■ What needs to be done
Word for word, transcribe the lines below and drop the pictures.

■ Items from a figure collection

════

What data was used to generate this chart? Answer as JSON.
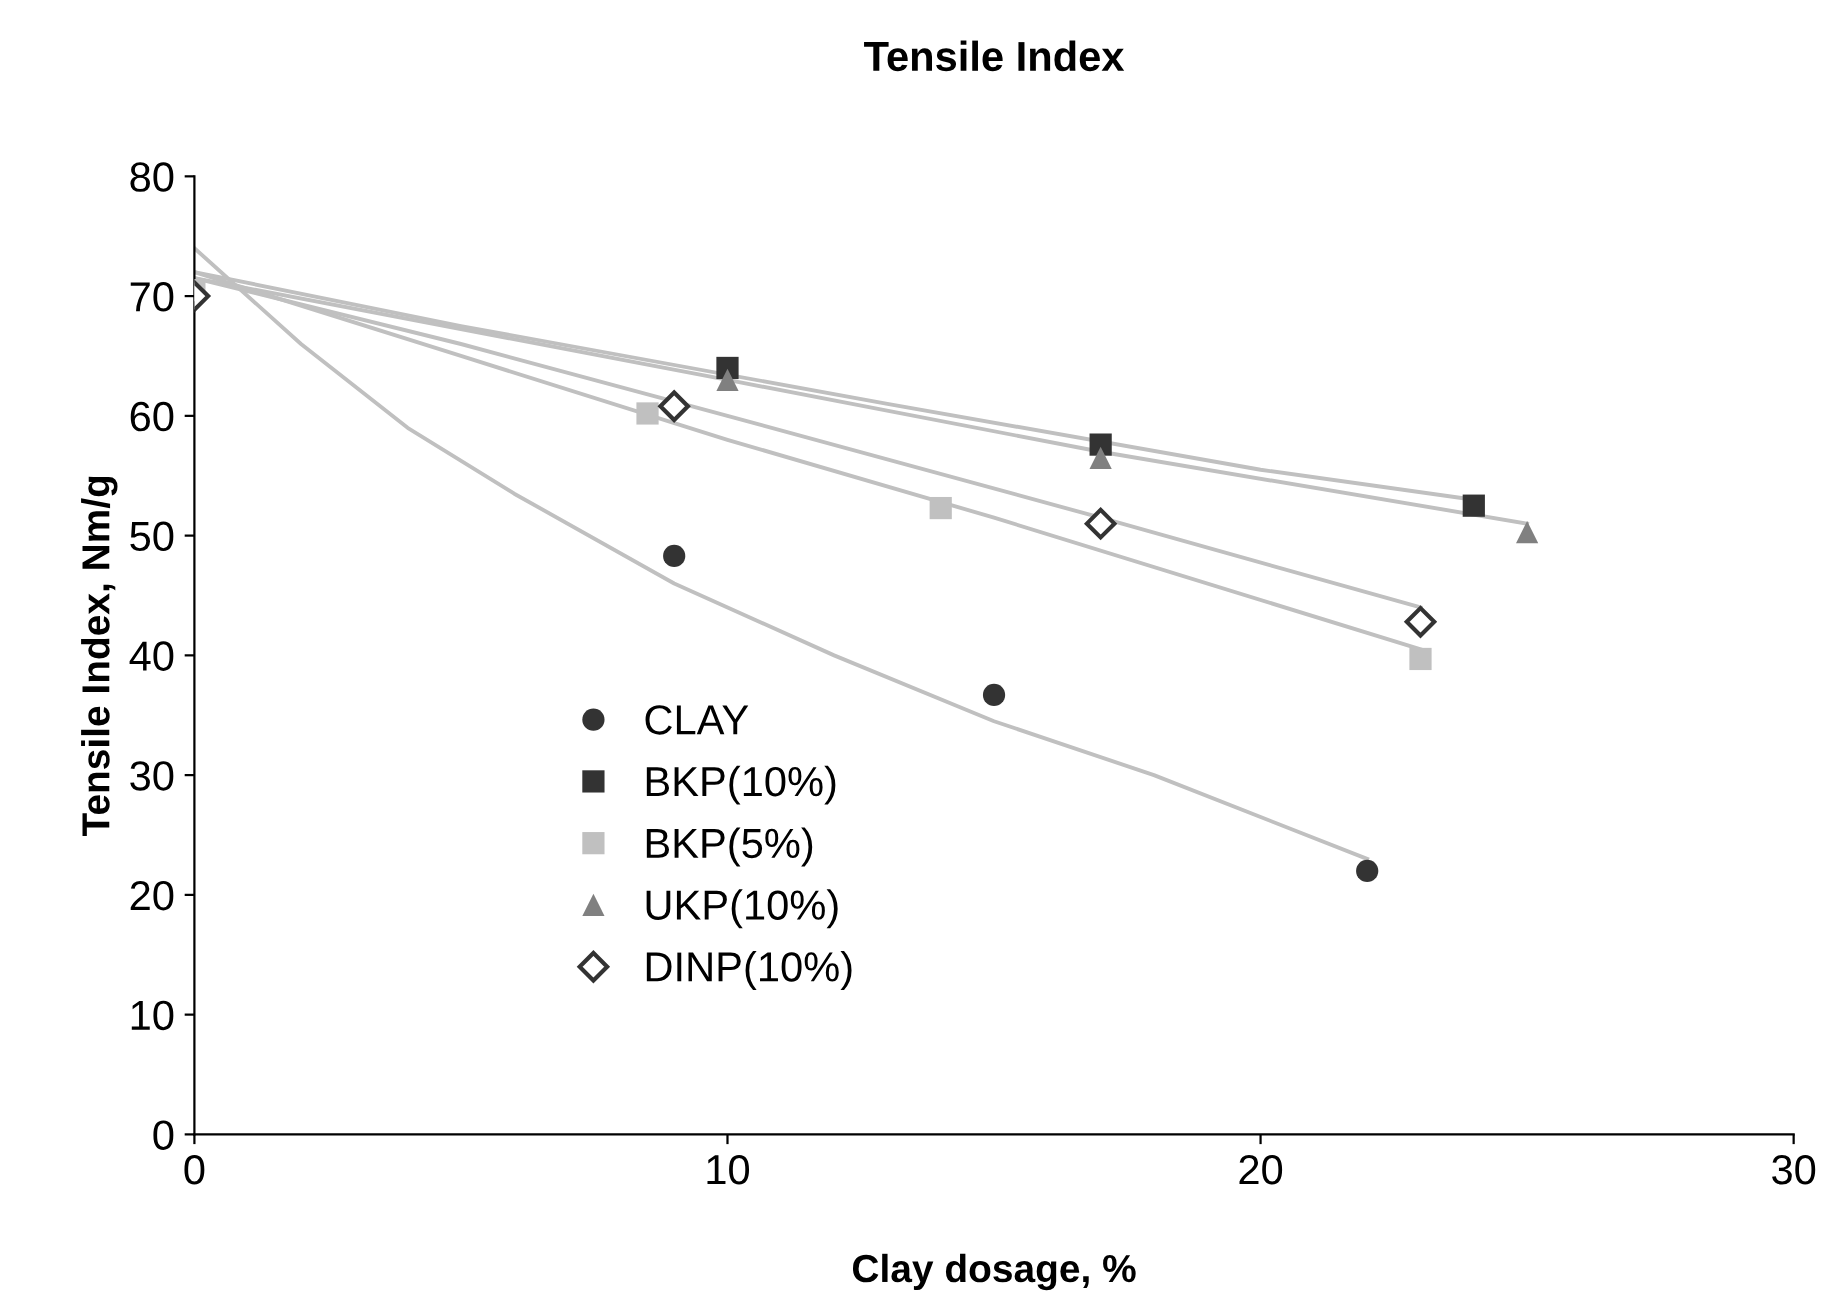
{
  "chart_data": {
    "type": "scatter",
    "title": "Tensile Index",
    "xlabel": "Clay dosage, %",
    "ylabel": "Tensile Index, Nm/g",
    "xlim": [
      0,
      30
    ],
    "xticks": [
      0,
      10,
      20,
      30
    ],
    "ylim": [
      0,
      80
    ],
    "yticks": [
      0,
      10,
      20,
      30,
      40,
      50,
      60,
      70,
      80
    ],
    "grid": false,
    "legend": "left",
    "series": [
      {
        "type": "line",
        "color": "#c0c0c0",
        "marker": "none",
        "x": [
          0,
          2,
          4,
          6,
          9,
          12,
          15,
          18,
          20,
          22
        ],
        "values": [
          74,
          66,
          59,
          53.5,
          46,
          40,
          34.5,
          30,
          26.5,
          23
        ]
      },
      {
        "type": "line",
        "color": "#c0c0c0",
        "marker": "none",
        "x": [
          0,
          5,
          13,
          20,
          24
        ],
        "values": [
          72,
          67.5,
          61,
          55.5,
          53
        ]
      },
      {
        "type": "line",
        "color": "#c0c0c0",
        "marker": "none",
        "x": [
          0,
          5,
          10,
          15,
          23
        ],
        "values": [
          72,
          65,
          58,
          51.5,
          40.5
        ]
      },
      {
        "type": "line",
        "color": "#c0c0c0",
        "marker": "none",
        "x": [
          0,
          10,
          17,
          25
        ],
        "values": [
          71.5,
          63,
          57,
          51
        ]
      },
      {
        "type": "line",
        "color": "#c0c0c0",
        "marker": "none",
        "x": [
          0,
          5,
          10,
          17,
          23
        ],
        "values": [
          71.5,
          66,
          60,
          51.5,
          44
        ]
      },
      {
        "name": "CLAY",
        "color": "#333333",
        "marker": "circle",
        "x": [
          9,
          15,
          22
        ],
        "values": [
          48.3,
          36.7,
          22
        ]
      },
      {
        "name": "BKP(10%)",
        "color": "#333333",
        "marker": "square",
        "x": [
          10,
          17,
          24
        ],
        "values": [
          64,
          57.6,
          52.5
        ]
      },
      {
        "name": "BKP(5%)",
        "color": "#c0c0c0",
        "marker": "square",
        "x": [
          0,
          8.5,
          14,
          23
        ],
        "values": [
          70.5,
          60.2,
          52.3,
          39.7
        ]
      },
      {
        "name": "UKP(10%)",
        "color": "#808080",
        "marker": "triangle",
        "x": [
          10,
          17,
          25
        ],
        "values": [
          63,
          56.5,
          50.3
        ]
      },
      {
        "name": "DINP(10%)",
        "color": "#333333",
        "marker": "diamond",
        "x": [
          0,
          9,
          17,
          23
        ],
        "values": [
          70,
          60.8,
          51,
          42.8
        ]
      }
    ]
  }
}
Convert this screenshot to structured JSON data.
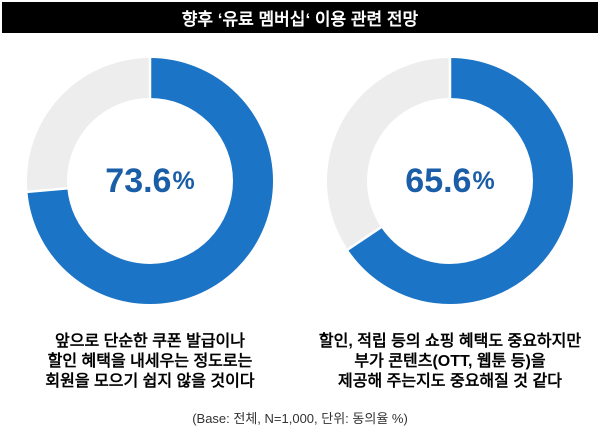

════

■ Exercise solution
What data was used to generate this chart? Answer as JSON.
{
  "chart_data": {
    "type": "scatter",
    "title": "Tensile Index",
    "xlabel": "Clay dosage, %",
    "ylabel": "Tensile Index, Nm/g",
    "xlim": [
      0,
      30
    ],
    "xticks": [
      0,
      10,
      20,
      30
    ],
    "ylim": [
      0,
      80
    ],
    "yticks": [
      0,
      10,
      20,
      30,
      40,
      50,
      60,
      70,
      80
    ],
    "grid": false,
    "legend": "left",
    "series": [
      {
        "type": "line",
        "color": "#c0c0c0",
        "marker": "none",
        "x": [
          0,
          2,
          4,
          6,
          9,
          12,
          15,
          18,
          20,
          22
        ],
        "values": [
          74,
          66,
          59,
          53.5,
          46,
          40,
          34.5,
          30,
          26.5,
          23
        ]
      },
      {
        "type": "line",
        "color": "#c0c0c0",
        "marker": "none",
        "x": [
          0,
          5,
          13,
          20,
          24
        ],
        "values": [
          72,
          67.5,
          61,
          55.5,
          53
        ]
      },
      {
        "type": "line",
        "color": "#c0c0c0",
        "marker": "none",
        "x": [
          0,
          5,
          10,
          15,
          23
        ],
        "values": [
          72,
          65,
          58,
          51.5,
          40.5
        ]
      },
      {
        "type": "line",
        "color": "#c0c0c0",
        "marker": "none",
        "x": [
          0,
          10,
          17,
          25
        ],
        "values": [
          71.5,
          63,
          57,
          51
        ]
      },
      {
        "type": "line",
        "color": "#c0c0c0",
        "marker": "none",
        "x": [
          0,
          5,
          10,
          17,
          23
        ],
        "values": [
          71.5,
          66,
          60,
          51.5,
          44
        ]
      },
      {
        "name": "CLAY",
        "color": "#333333",
        "marker": "circle",
        "x": [
          9,
          15,
          22
        ],
        "values": [
          48.3,
          36.7,
          22
        ]
      },
      {
        "name": "BKP(10%)",
        "color": "#333333",
        "marker": "square",
        "x": [
          10,
          17,
          24
        ],
        "values": [
          64,
          57.6,
          52.5
        ]
      },
      {
        "name": "BKP(5%)",
        "color": "#c0c0c0",
        "marker": "square",
        "x": [
          0,
          8.5,
          14,
          23
        ],
        "values": [
          70.5,
          60.2,
          52.3,
          39.7
        ]
      },
      {
        "name": "UKP(10%)",
        "color": "#808080",
        "marker": "triangle",
        "x": [
          10,
          17,
          25
        ],
        "values": [
          63,
          56.5,
          50.3
        ]
      },
      {
        "name": "DINP(10%)",
        "color": "#333333",
        "marker": "diamond",
        "x": [
          0,
          9,
          17,
          23
        ],
        "values": [
          70,
          60.8,
          51,
          42.8
        ]
      }
    ]
  }
}
Convert this screenshot to structured JSON data.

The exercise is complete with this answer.